● **TASK STATEMENT**: Write out the entries again exactly as they are given.

--- RECORDS PROVIDED ---

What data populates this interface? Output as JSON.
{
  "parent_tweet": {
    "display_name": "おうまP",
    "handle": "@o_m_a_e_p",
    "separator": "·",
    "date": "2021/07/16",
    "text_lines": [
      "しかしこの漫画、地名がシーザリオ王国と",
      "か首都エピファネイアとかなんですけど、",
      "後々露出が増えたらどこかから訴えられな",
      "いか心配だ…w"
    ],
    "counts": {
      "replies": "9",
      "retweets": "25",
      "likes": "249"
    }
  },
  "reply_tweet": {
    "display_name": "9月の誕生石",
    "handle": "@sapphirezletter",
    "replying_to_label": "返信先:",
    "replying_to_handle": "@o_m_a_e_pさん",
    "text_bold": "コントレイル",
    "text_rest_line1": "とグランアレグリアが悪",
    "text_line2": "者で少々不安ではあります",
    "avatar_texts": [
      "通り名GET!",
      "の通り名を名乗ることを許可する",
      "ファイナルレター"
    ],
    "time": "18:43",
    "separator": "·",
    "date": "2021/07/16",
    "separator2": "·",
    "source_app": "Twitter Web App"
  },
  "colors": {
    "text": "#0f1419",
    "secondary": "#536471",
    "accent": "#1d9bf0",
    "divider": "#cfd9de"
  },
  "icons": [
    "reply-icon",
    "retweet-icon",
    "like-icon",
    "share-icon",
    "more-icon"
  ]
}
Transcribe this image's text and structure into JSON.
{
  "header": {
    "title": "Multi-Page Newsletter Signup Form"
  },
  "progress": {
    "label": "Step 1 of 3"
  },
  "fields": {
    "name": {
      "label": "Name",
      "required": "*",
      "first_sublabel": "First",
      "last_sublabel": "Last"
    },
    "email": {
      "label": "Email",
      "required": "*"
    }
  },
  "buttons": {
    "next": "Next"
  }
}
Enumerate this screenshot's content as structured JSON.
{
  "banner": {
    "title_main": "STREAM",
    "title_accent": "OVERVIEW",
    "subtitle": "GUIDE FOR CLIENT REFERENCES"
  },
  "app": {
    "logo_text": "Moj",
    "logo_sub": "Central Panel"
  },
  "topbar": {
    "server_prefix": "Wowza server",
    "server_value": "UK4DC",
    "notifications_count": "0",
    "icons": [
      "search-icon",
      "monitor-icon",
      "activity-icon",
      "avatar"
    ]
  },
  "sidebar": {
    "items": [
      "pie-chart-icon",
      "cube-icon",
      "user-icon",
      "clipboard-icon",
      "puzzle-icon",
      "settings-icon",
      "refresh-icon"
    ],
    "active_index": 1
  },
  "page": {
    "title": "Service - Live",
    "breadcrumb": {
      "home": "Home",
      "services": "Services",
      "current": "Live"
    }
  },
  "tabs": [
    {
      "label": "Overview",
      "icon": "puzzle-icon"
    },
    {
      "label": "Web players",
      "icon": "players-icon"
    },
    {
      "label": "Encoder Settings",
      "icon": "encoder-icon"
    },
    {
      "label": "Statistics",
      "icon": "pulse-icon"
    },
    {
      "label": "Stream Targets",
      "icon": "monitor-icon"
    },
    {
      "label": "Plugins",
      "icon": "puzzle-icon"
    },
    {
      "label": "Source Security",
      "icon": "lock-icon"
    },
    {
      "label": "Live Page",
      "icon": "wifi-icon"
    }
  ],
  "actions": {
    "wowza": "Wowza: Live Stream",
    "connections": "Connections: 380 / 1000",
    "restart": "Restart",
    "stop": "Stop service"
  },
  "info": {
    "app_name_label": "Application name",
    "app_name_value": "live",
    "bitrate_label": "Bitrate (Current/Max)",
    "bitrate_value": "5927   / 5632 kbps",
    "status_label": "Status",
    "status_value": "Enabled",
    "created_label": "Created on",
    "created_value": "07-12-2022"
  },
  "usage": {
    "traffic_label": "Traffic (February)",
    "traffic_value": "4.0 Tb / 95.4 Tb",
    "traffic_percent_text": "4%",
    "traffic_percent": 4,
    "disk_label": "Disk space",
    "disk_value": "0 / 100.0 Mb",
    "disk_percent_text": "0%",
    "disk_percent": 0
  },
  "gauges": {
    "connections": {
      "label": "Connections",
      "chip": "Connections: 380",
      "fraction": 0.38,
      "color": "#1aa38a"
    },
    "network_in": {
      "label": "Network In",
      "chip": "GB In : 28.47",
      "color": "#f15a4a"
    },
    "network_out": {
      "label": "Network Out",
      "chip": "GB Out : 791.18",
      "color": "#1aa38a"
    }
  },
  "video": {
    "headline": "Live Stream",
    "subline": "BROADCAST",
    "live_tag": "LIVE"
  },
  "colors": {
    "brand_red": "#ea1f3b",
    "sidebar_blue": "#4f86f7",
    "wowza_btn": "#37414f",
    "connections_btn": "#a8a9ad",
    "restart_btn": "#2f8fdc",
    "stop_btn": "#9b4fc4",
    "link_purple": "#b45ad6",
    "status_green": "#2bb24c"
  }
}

---

● **SOLUTION FOR THIS PROBLEM**:
What data populates this interface? Output as JSON.
{
  "parent_tweet": {
    "display_name": "おうまP",
    "handle": "@o_m_a_e_p",
    "separator": "·",
    "date": "2021/07/16",
    "text_lines": [
      "しかしこの漫画、地名がシーザリオ王国と",
      "か首都エピファネイアとかなんですけど、",
      "後々露出が増えたらどこかから訴えられな",
      "いか心配だ…w"
    ],
    "counts": {
      "replies": "9",
      "retweets": "25",
      "likes": "249"
    }
  },
  "reply_tweet": {
    "display_name": "9月の誕生石",
    "handle": "@sapphirezletter",
    "replying_to_label": "返信先:",
    "replying_to_handle": "@o_m_a_e_pさん",
    "text_bold": "コントレイル",
    "text_rest_line1": "とグランアレグリアが悪",
    "text_line2": "者で少々不安ではあります",
    "avatar_texts": [
      "通り名GET!",
      "の通り名を名乗ることを許可する",
      "ファイナルレター"
    ],
    "time": "18:43",
    "separator": "·",
    "date": "2021/07/16",
    "separator2": "·",
    "source_app": "Twitter Web App"
  },
  "colors": {
    "text": "#0f1419",
    "secondary": "#536471",
    "accent": "#1d9bf0",
    "divider": "#cfd9de"
  },
  "icons": [
    "reply-icon",
    "retweet-icon",
    "like-icon",
    "share-icon",
    "more-icon"
  ]
}
Transcribe this image's text and structure into JSON.
{
  "header": {
    "title": "Multi-Page Newsletter Signup Form"
  },
  "progress": {
    "label": "Step 1 of 3"
  },
  "fields": {
    "name": {
      "label": "Name",
      "required": "*",
      "first_sublabel": "First",
      "last_sublabel": "Last"
    },
    "email": {
      "label": "Email",
      "required": "*"
    }
  },
  "buttons": {
    "next": "Next"
  }
}
Enumerate this screenshot's content as structured JSON.
{
  "banner": {
    "title_main": "STREAM",
    "title_accent": "OVERVIEW",
    "subtitle": "GUIDE FOR CLIENT REFERENCES"
  },
  "app": {
    "logo_text": "Moj",
    "logo_sub": "Central Panel"
  },
  "topbar": {
    "server_prefix": "Wowza server",
    "server_value": "UK4DC",
    "notifications_count": "0",
    "icons": [
      "search-icon",
      "monitor-icon",
      "activity-icon",
      "avatar"
    ]
  },
  "sidebar": {
    "items": [
      "pie-chart-icon",
      "cube-icon",
      "user-icon",
      "clipboard-icon",
      "puzzle-icon",
      "settings-icon",
      "refresh-icon"
    ],
    "active_index": 1
  },
  "page": {
    "title": "Service - Live",
    "breadcrumb": {
      "home": "Home",
      "services": "Services",
      "current": "Live"
    }
  },
  "tabs": [
    {
      "label": "Overview",
      "icon": "puzzle-icon"
    },
    {
      "label": "Web players",
      "icon": "players-icon"
    },
    {
      "label": "Encoder Settings",
      "icon": "encoder-icon"
    },
    {
      "label": "Statistics",
      "icon": "pulse-icon"
    },
    {
      "label": "Stream Targets",
      "icon": "monitor-icon"
    },
    {
      "label": "Plugins",
      "icon": "puzzle-icon"
    },
    {
      "label": "Source Security",
      "icon": "lock-icon"
    },
    {
      "label": "Live Page",
      "icon": "wifi-icon"
    }
  ],
  "actions": {
    "wowza": "Wowza: Live Stream",
    "connections": "Connections: 380 / 1000",
    "restart": "Restart",
    "stop": "Stop service"
  },
  "info": {
    "app_name_label": "Application name",
    "app_name_value": "live",
    "bitrate_label": "Bitrate (Current/Max)",
    "bitrate_value": "5927   / 5632 kbps",
    "status_label": "Status",
    "status_value": "Enabled",
    "created_label": "Created on",
    "created_value": "07-12-2022"
  },
  "usage": {
    "traffic_label": "Traffic (February)",
    "traffic_value": "4.0 Tb / 95.4 Tb",
    "traffic_percent_text": "4%",
    "traffic_percent": 4,
    "disk_label": "Disk space",
    "disk_value": "0 / 100.0 Mb",
    "disk_percent_text": "0%",
    "disk_percent": 0
  },
  "gauges": {
    "connections": {
      "label": "Connections",
      "chip": "Connections: 380",
      "fraction": 0.38,
      "color": "#1aa38a"
    },
    "network_in": {
      "label": "Network In",
      "chip": "GB In : 28.47",
      "color": "#f15a4a"
    },
    "network_out": {
      "label": "Network Out",
      "chip": "GB Out : 791.18",
      "color": "#1aa38a"
    }
  },
  "video": {
    "headline": "Live Stream",
    "subline": "BROADCAST",
    "live_tag": "LIVE"
  },
  "colors": {
    "brand_red": "#ea1f3b",
    "sidebar_blue": "#4f86f7",
    "wowza_btn": "#37414f",
    "connections_btn": "#a8a9ad",
    "restart_btn": "#2f8fdc",
    "stop_btn": "#9b4fc4",
    "link_purple": "#b45ad6",
    "status_green": "#2bb24c"
  }
}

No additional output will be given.